+++ Provided records +++

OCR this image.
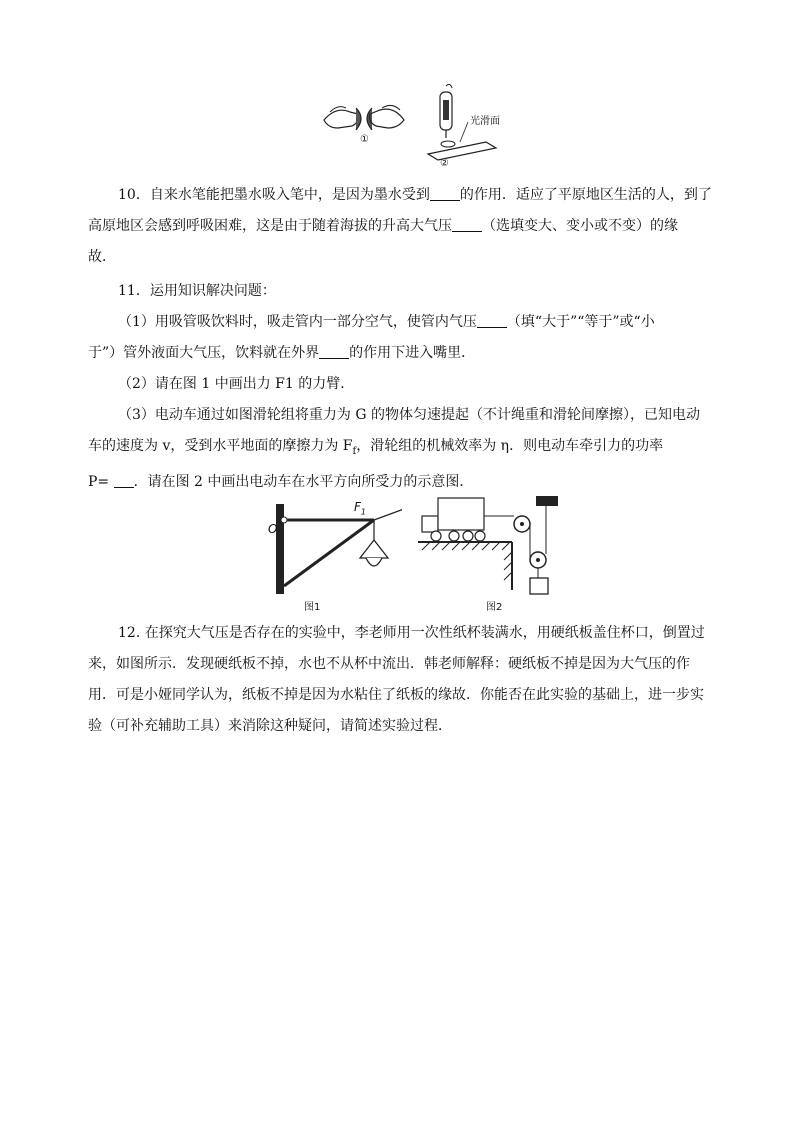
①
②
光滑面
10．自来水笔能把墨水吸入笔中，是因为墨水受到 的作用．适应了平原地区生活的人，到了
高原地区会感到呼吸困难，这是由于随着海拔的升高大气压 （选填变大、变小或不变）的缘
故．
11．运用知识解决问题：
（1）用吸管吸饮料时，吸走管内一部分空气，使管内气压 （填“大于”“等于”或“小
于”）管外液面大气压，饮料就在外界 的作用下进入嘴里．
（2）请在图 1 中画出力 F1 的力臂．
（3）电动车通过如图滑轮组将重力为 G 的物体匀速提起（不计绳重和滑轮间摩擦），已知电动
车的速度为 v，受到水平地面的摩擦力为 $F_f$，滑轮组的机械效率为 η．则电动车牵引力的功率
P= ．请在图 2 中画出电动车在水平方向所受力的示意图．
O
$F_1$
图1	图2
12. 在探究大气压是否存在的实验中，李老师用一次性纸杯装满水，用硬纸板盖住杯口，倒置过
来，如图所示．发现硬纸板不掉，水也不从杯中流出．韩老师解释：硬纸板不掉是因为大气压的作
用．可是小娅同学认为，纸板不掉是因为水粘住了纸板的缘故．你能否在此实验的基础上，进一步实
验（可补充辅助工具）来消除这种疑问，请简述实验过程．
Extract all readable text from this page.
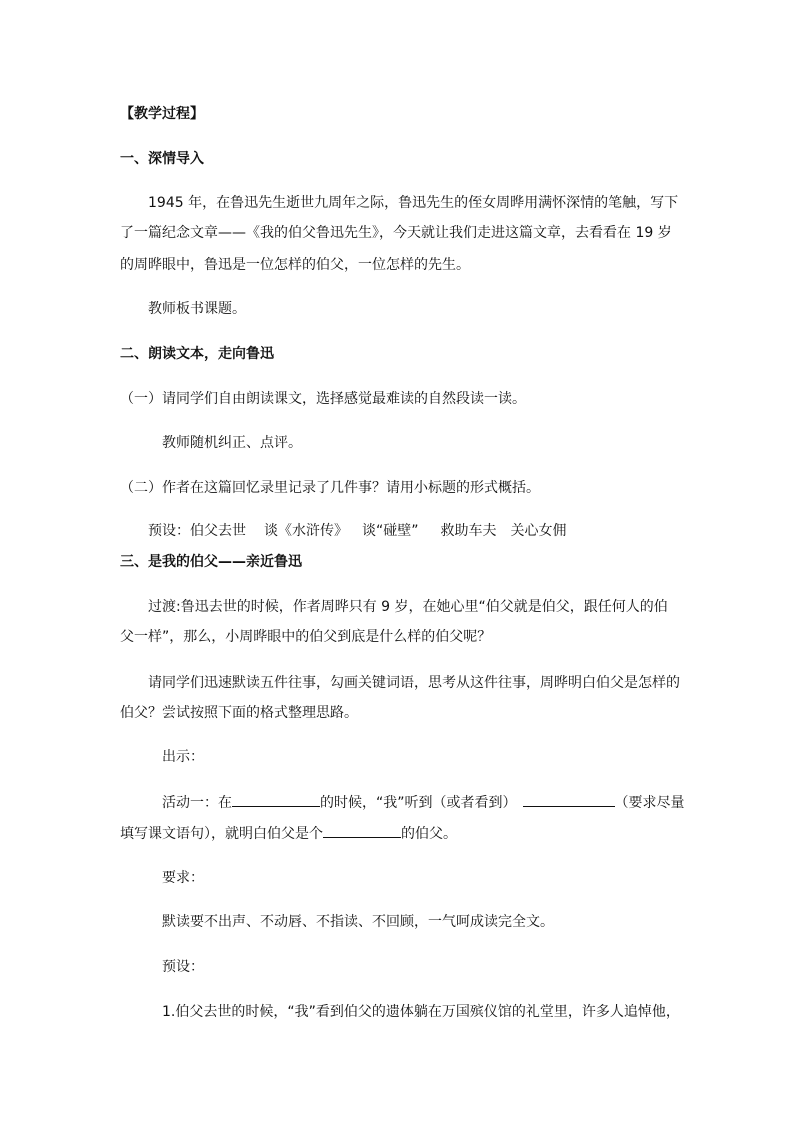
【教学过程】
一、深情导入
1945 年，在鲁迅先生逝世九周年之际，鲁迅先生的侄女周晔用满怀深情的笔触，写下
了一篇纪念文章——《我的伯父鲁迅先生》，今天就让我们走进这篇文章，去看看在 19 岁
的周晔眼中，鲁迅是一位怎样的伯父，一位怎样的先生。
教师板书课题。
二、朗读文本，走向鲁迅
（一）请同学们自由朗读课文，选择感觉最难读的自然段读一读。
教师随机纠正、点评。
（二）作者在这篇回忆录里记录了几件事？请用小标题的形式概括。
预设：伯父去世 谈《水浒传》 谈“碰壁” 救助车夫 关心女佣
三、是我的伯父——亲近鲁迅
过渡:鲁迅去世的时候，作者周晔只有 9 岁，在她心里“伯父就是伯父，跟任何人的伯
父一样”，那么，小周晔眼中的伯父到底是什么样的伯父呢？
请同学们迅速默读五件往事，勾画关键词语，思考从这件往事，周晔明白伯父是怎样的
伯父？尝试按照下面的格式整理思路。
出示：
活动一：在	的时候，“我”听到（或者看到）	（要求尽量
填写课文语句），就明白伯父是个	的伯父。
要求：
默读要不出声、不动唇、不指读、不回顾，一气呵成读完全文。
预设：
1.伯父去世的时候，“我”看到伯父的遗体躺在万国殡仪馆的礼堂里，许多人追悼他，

+++
+++ Provided records +++

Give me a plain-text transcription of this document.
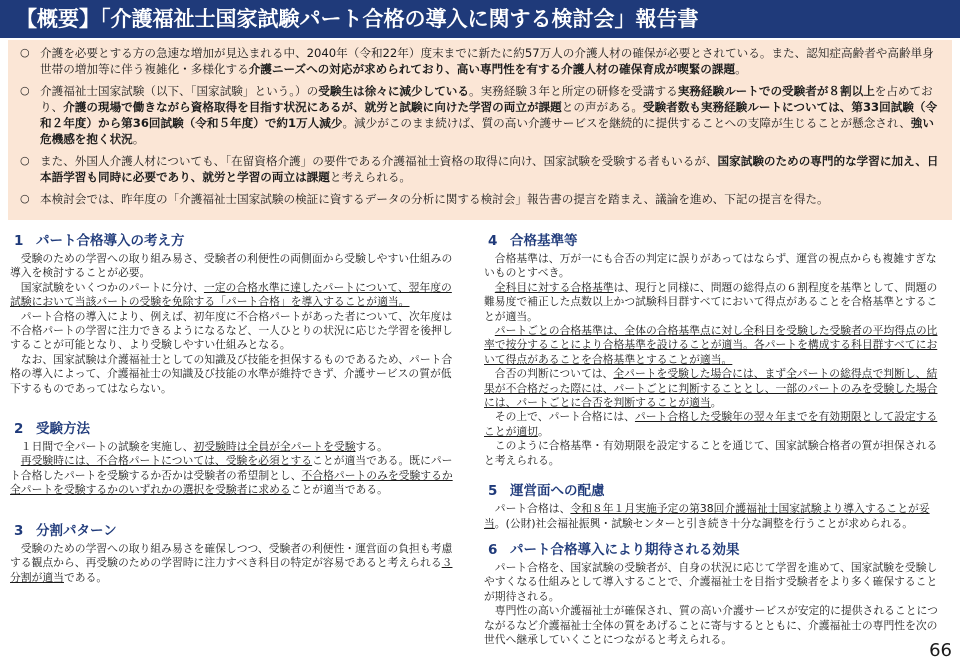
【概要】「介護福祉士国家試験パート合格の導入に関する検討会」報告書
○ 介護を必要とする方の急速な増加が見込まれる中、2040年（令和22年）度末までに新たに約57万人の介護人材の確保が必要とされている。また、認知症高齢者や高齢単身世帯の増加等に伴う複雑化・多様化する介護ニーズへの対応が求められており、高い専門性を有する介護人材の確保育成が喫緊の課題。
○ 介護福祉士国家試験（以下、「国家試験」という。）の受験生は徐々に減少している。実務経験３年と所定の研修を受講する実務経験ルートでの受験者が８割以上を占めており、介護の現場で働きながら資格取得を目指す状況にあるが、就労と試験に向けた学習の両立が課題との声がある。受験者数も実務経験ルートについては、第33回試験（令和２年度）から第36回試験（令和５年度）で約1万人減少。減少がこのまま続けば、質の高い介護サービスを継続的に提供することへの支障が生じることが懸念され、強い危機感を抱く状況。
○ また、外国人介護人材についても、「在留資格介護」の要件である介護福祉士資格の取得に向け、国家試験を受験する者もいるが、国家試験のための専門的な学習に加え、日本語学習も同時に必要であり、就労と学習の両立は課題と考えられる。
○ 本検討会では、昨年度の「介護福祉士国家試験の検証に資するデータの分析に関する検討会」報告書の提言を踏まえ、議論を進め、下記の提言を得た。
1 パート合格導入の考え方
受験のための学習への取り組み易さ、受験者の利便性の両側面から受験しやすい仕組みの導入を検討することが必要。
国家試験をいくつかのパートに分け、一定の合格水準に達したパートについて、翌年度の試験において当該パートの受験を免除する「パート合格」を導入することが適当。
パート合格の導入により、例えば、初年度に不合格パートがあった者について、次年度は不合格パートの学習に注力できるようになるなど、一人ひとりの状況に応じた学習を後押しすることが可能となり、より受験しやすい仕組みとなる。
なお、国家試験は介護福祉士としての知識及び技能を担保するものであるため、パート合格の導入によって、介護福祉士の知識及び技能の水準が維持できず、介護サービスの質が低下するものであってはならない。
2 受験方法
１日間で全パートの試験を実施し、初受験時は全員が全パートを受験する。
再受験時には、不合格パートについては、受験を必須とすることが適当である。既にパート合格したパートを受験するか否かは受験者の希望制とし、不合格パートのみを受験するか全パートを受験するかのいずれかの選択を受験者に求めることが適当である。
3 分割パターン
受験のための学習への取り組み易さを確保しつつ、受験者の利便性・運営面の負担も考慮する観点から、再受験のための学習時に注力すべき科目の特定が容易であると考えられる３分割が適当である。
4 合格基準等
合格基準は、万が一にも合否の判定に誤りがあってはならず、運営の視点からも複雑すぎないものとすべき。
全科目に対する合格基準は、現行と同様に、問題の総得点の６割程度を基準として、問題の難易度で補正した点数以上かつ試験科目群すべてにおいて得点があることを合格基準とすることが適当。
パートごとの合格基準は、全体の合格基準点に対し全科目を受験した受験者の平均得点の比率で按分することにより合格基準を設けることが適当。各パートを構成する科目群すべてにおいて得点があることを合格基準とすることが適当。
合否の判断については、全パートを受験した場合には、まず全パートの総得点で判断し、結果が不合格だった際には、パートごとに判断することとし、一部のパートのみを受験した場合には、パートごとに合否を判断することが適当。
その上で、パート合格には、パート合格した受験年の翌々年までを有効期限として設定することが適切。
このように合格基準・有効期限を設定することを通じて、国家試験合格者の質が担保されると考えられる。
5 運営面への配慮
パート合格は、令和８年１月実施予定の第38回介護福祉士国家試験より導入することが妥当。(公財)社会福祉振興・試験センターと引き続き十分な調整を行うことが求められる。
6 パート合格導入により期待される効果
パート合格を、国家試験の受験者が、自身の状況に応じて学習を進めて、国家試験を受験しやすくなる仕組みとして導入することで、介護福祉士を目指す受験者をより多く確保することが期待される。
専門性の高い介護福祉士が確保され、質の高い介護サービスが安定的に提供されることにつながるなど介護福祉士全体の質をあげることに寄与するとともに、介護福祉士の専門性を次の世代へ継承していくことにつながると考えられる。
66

+++

Exercise:
What is the number of lines that hold the string "text"? Give it alone.

Exercise result:
2